原文 →

.....

研究課題/領域番号 |
18KT0075
|
研究機関 | 千葉大学 |
研究代表者 |
鶴田 幸恵 千葉大学, 大学院人文科学研究院, 准教授 (00457128)
|
研究分担者 |
黒嶋 智美 玉川大学, ELFセンター, 助教 (50714002)
|
研究期間 (年度) |
2018-07-18 – 2022-03-31
|
キーワード | 性同一性障害 / 会話分析 / セクシュアリティ |
研究実績の概要 |
性同一性障害のカウンセリング(面接)について分析を進めるのに、かつて東京のAメンタルクリニックにおいて収集した、臨床心理士ならびに精神科医と患者の面談の分析を進めた。昨年度、「面談で使われている『ふつう』という言葉が、精神科医と患者の双方においてどのように用いられているかを分析することで、患者が『前に自分の言ったことを覆してまでも、自分のしていることを正確に言う』という活動をしていたことが明らかになり、先行研究が言っているより面接が柔軟であることがわかった」という成果を出した。これに関連して、今年度は、「ふつう」という発話がなされている場面のデータコレクション作成に着手した。 データのコレクションを作成する際には、(1)それを言ったのが医師か臨床心理士か、あるいは患者か、(2)それが発話されたのが、ターンテイキングに着目すると、「FPP」か、「SPP」か、(3)ふつうと表現される行為が理解される際、「トランスジェンダーとしてふつう」「シスジェンダーとしてふつう」のどちらの意味なのかに着目をした。 そのデータコレクションの作成過程において、患者のセクシュアリティに関して、ヘテロノーマティヴィティを含意して「ふつう」と言っているケースを集め、分析を開始した。ヘテロノーマティヴィティに関する会話分析の先行研究もあるため、今後も分析を進め、成果を出していく。この点において、複数の国際学会で、セクシュアリティの研究者と意見交換できたことも、大きなプラスとなった。
|
現在までの達成度 (区分) |
現在までの達成度 (区分)
3: やや遅れている
理由
成果として記述した分析を進めていく上で、データセッションを行おうとした際に、コロナウイルスが発生したため、対面でのデータセッションが難しくなった。しかし、データをオンラインでデータセッションするのでは、データの保護という点で望ましくないという判断をせざるを得ず、実際にデータを見ながら行うデータセッションは、コロナウイルスがある程度収まってからする、ということになった。今後、オンラインではなくてもできる、データコレクションの作り込みなどを行い、進捗が少しでも良くなるように努める。
|
今後の研究の推進方策 |
ヘテロノーマティヴィティに着目して、データを分析することの可能性が開かれたので、ヘテロノーマティヴィティに関する先行研究のまとめを行い、実際に手持ちのデータを分析してみて、知見を出していく。その際には、東京都心で行われているデータッセションにデータを提供したり、千葉大学の会話分析ゼミのデータセッションにデータを提供するなどして、分析の手応えを得ながら進めていく。知見を学会で発表し論文にまとめる。また、「ふつう」に関するデータコレクションにてこ入れを行い、他の視座から分析が可能になるようにしていく。
|
次年度使用額が生じた理由 |
今年度、国際学会での発表には間に合わず、次年度に行うことになったため。

.....

演習課題 →
(a) この研究報告の「研究実績の概要」を2文で要約せよ。
(b) この研究報告では、実際にデータを見ながら行うデータセッションを、コロナウイルスがある程度収まってから行うことにしている。その理由を2文以内で説明してください。
続く項目は、この研究報告とは別個の資料である。

文書理解データ:
.....

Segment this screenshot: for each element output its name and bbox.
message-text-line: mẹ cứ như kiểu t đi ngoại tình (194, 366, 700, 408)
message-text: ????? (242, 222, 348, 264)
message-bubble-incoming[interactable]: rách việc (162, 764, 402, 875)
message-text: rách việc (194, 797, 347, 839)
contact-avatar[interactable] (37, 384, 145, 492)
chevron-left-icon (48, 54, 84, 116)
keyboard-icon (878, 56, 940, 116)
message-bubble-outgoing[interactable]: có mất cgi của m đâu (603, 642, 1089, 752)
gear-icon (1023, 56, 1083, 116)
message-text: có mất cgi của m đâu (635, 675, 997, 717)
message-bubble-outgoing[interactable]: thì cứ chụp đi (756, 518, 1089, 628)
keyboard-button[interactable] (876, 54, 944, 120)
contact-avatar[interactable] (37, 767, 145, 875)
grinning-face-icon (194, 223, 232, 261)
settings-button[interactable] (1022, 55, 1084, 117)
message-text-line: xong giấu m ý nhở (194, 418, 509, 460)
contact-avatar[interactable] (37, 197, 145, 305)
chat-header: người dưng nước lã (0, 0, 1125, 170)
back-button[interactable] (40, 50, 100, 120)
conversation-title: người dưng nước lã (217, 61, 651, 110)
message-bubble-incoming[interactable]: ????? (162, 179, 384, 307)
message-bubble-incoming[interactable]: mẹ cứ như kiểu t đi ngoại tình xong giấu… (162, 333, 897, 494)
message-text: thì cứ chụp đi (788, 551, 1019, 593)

.....

解答 →
(a) 昨年度、東京のAメンタルクリニックで収集した面談を分析し、「ふつう」という言葉の使われ方から、患者が「前に自分の言ったことを覆してまでも、自分のしていることを正確に言う」活動をしており、面接が先行研究の指摘より柔軟であることを明らかにした。今年度は「ふつう」の発話場面のデータコレクション作成に着手し、その過程でヘテロノーマティヴィティを含意する「ふつう」の事例を集めて分析を始めた。

(b) コロナウイルスの発生によって、対面でのデータセッションが難しくなった。一方、オンラインでのデータセッションはデータ保護の点で望ましくないと判断せざるを得なかった。